**What to do**
Carry none of the pictures over; set down the material below exactly.
********************
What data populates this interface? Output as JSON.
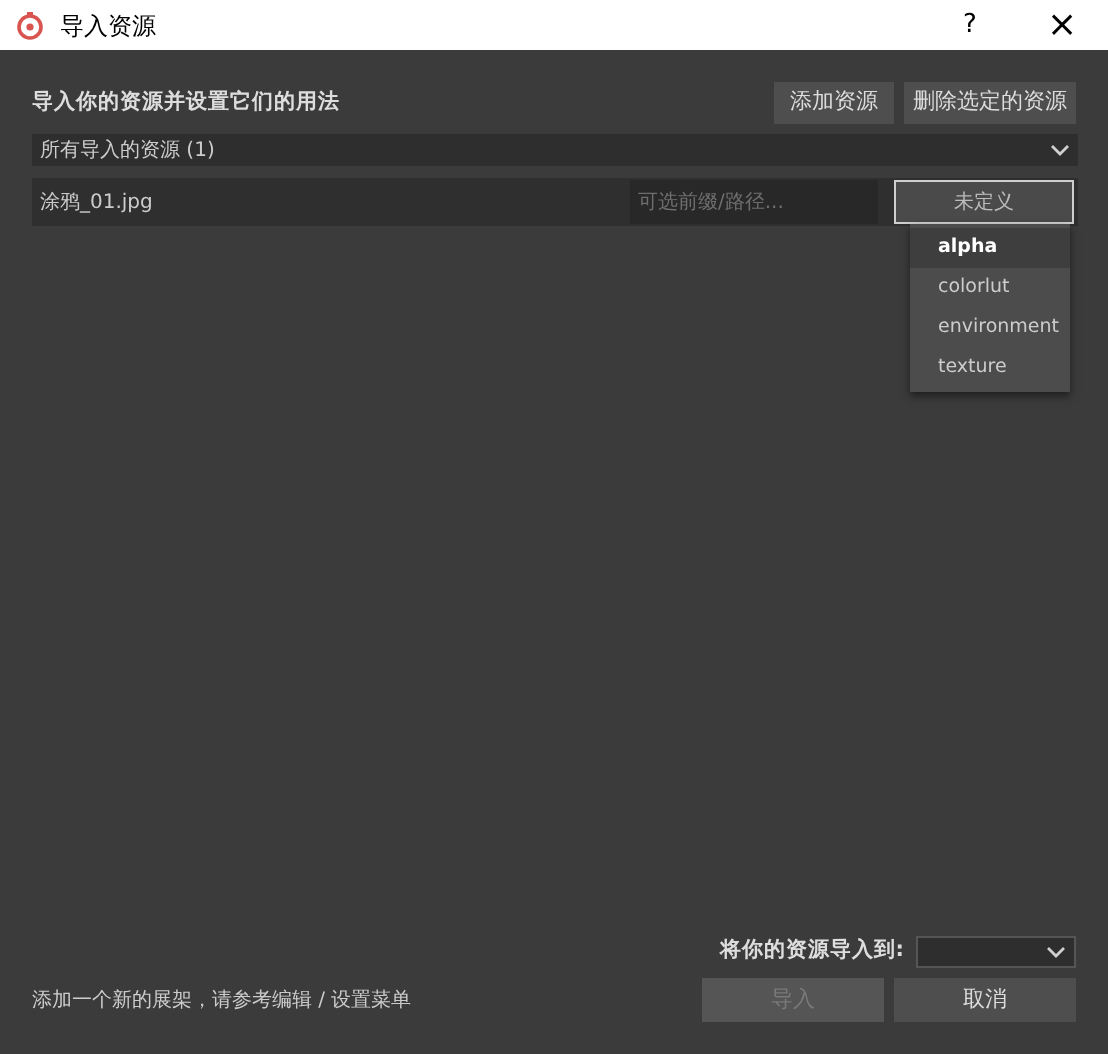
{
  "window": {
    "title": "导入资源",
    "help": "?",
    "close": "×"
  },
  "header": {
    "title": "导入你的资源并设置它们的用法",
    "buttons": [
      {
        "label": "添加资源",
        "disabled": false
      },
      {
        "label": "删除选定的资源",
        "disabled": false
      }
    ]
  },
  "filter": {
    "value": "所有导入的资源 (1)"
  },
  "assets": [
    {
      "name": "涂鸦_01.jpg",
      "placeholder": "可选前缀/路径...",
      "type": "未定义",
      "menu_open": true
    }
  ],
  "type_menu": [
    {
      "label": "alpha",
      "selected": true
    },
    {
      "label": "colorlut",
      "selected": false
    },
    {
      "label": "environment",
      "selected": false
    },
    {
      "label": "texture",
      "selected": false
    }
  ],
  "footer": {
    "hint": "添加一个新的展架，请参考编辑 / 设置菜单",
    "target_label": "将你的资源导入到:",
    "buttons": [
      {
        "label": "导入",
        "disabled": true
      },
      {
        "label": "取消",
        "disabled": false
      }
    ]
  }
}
********************
**Solution for this task**
What data populates this interface? Output as JSON.
{
  "window": {
    "title": "导入资源",
    "help": "?",
    "close": "×"
  },
  "header": {
    "title": "导入你的资源并设置它们的用法",
    "buttons": [
      {
        "label": "添加资源",
        "disabled": false
      },
      {
        "label": "删除选定的资源",
        "disabled": false
      }
    ]
  },
  "filter": {
    "value": "所有导入的资源 (1)"
  },
  "assets": [
    {
      "name": "涂鸦_01.jpg",
      "placeholder": "可选前缀/路径...",
      "type": "未定义",
      "menu_open": true
    }
  ],
  "type_menu": [
    {
      "label": "alpha",
      "selected": true
    },
    {
      "label": "colorlut",
      "selected": false
    },
    {
      "label": "environment",
      "selected": false
    },
    {
      "label": "texture",
      "selected": false
    }
  ],
  "footer": {
    "hint": "添加一个新的展架，请参考编辑 / 设置菜单",
    "target_label": "将你的资源导入到:",
    "buttons": [
      {
        "label": "导入",
        "disabled": true
      },
      {
        "label": "取消",
        "disabled": false
      }
    ]
  }
}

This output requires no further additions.